## Start Source material

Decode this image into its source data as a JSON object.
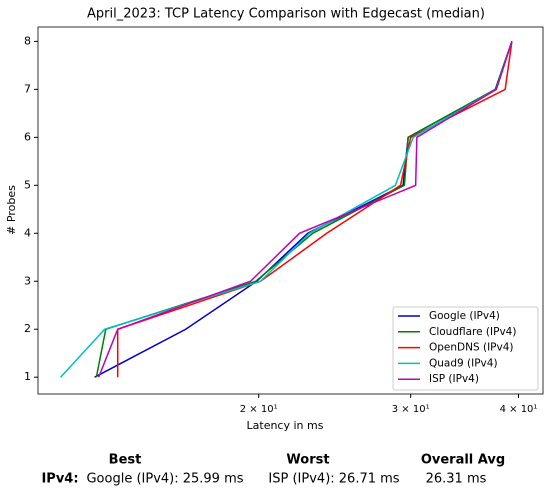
{
  "chart_data": {
    "type": "line",
    "title": "April_2023: TCP Latency Comparison with Edgecast (median)",
    "xlabel": "Latency in ms",
    "ylabel": "# Probes",
    "xscale": "log",
    "xlim": [
      11.1,
      42.7
    ],
    "ylim": [
      0.65,
      8.3
    ],
    "xticks": [
      {
        "value": 20,
        "label": "2 × 10¹"
      },
      {
        "value": 30,
        "label": "3 × 10¹"
      },
      {
        "value": 40,
        "label": "4 × 10¹"
      }
    ],
    "yticks": [
      1,
      2,
      3,
      4,
      5,
      6,
      7,
      8
    ],
    "legend": "lower right",
    "series": [
      {
        "name": "Google (IPv4)",
        "color": "#0000cc",
        "x": [
          12.91,
          16.46,
          19.89,
          22.8,
          29.4,
          29.8,
          37.6,
          39.3
        ],
        "values": [
          1,
          2,
          3,
          4,
          5,
          6,
          7,
          8
        ]
      },
      {
        "name": "Cloudflare (IPv4)",
        "color": "#008000",
        "x": [
          12.97,
          13.3,
          19.84,
          23.1,
          29.5,
          29.8,
          37.6,
          39.3
        ],
        "values": [
          1,
          2,
          3,
          4,
          5,
          6,
          7,
          8
        ]
      },
      {
        "name": "OpenDNS (IPv4)",
        "color": "#ff0000",
        "x": [
          13.73,
          13.73,
          20.1,
          23.98,
          29.2,
          30.0,
          38.6,
          39.3
        ],
        "values": [
          1,
          2,
          3,
          4,
          5,
          6,
          7,
          8
        ]
      },
      {
        "name": "Quad9 (IPv4)",
        "color": "#00bfbf",
        "x": [
          11.79,
          13.26,
          20.1,
          22.9,
          28.8,
          30.2,
          37.7,
          39.3
        ],
        "values": [
          1,
          2,
          3,
          4,
          5,
          6,
          7,
          8
        ]
      },
      {
        "name": "ISP (IPv4)",
        "color": "#bf00bf",
        "x": [
          13.05,
          13.73,
          19.57,
          22.3,
          30.4,
          30.5,
          37.7,
          39.3
        ],
        "values": [
          1,
          2,
          3,
          4,
          5,
          6,
          7,
          8
        ]
      }
    ]
  },
  "summary": {
    "headers": [
      "Best",
      "Worst",
      "Overall Avg"
    ],
    "row": {
      "label": "IPv4:",
      "cells": [
        "Google (IPv4): 25.99 ms",
        "ISP (IPv4): 26.71 ms",
        "26.31 ms"
      ]
    }
  }
}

## End Source material

Stated exercise:
Without the pictures, extract every entry verbatim.

Result of this exercise:
Decode this image into its source data as a JSON object.
{
  "chart_data": {
    "type": "line",
    "title": "April_2023: TCP Latency Comparison with Edgecast (median)",
    "xlabel": "Latency in ms",
    "ylabel": "# Probes",
    "xscale": "log",
    "xlim": [
      11.1,
      42.7
    ],
    "ylim": [
      0.65,
      8.3
    ],
    "xticks": [
      {
        "value": 20,
        "label": "2 × 10¹"
      },
      {
        "value": 30,
        "label": "3 × 10¹"
      },
      {
        "value": 40,
        "label": "4 × 10¹"
      }
    ],
    "yticks": [
      1,
      2,
      3,
      4,
      5,
      6,
      7,
      8
    ],
    "legend": "lower right",
    "series": [
      {
        "name": "Google (IPv4)",
        "color": "#0000cc",
        "x": [
          12.91,
          16.46,
          19.89,
          22.8,
          29.4,
          29.8,
          37.6,
          39.3
        ],
        "values": [
          1,
          2,
          3,
          4,
          5,
          6,
          7,
          8
        ]
      },
      {
        "name": "Cloudflare (IPv4)",
        "color": "#008000",
        "x": [
          12.97,
          13.3,
          19.84,
          23.1,
          29.5,
          29.8,
          37.6,
          39.3
        ],
        "values": [
          1,
          2,
          3,
          4,
          5,
          6,
          7,
          8
        ]
      },
      {
        "name": "OpenDNS (IPv4)",
        "color": "#ff0000",
        "x": [
          13.73,
          13.73,
          20.1,
          23.98,
          29.2,
          30.0,
          38.6,
          39.3
        ],
        "values": [
          1,
          2,
          3,
          4,
          5,
          6,
          7,
          8
        ]
      },
      {
        "name": "Quad9 (IPv4)",
        "color": "#00bfbf",
        "x": [
          11.79,
          13.26,
          20.1,
          22.9,
          28.8,
          30.2,
          37.7,
          39.3
        ],
        "values": [
          1,
          2,
          3,
          4,
          5,
          6,
          7,
          8
        ]
      },
      {
        "name": "ISP (IPv4)",
        "color": "#bf00bf",
        "x": [
          13.05,
          13.73,
          19.57,
          22.3,
          30.4,
          30.5,
          37.7,
          39.3
        ],
        "values": [
          1,
          2,
          3,
          4,
          5,
          6,
          7,
          8
        ]
      }
    ]
  },
  "summary": {
    "headers": [
      "Best",
      "Worst",
      "Overall Avg"
    ],
    "row": {
      "label": "IPv4:",
      "cells": [
        "Google (IPv4): 25.99 ms",
        "ISP (IPv4): 26.71 ms",
        "26.31 ms"
      ]
    }
  }
}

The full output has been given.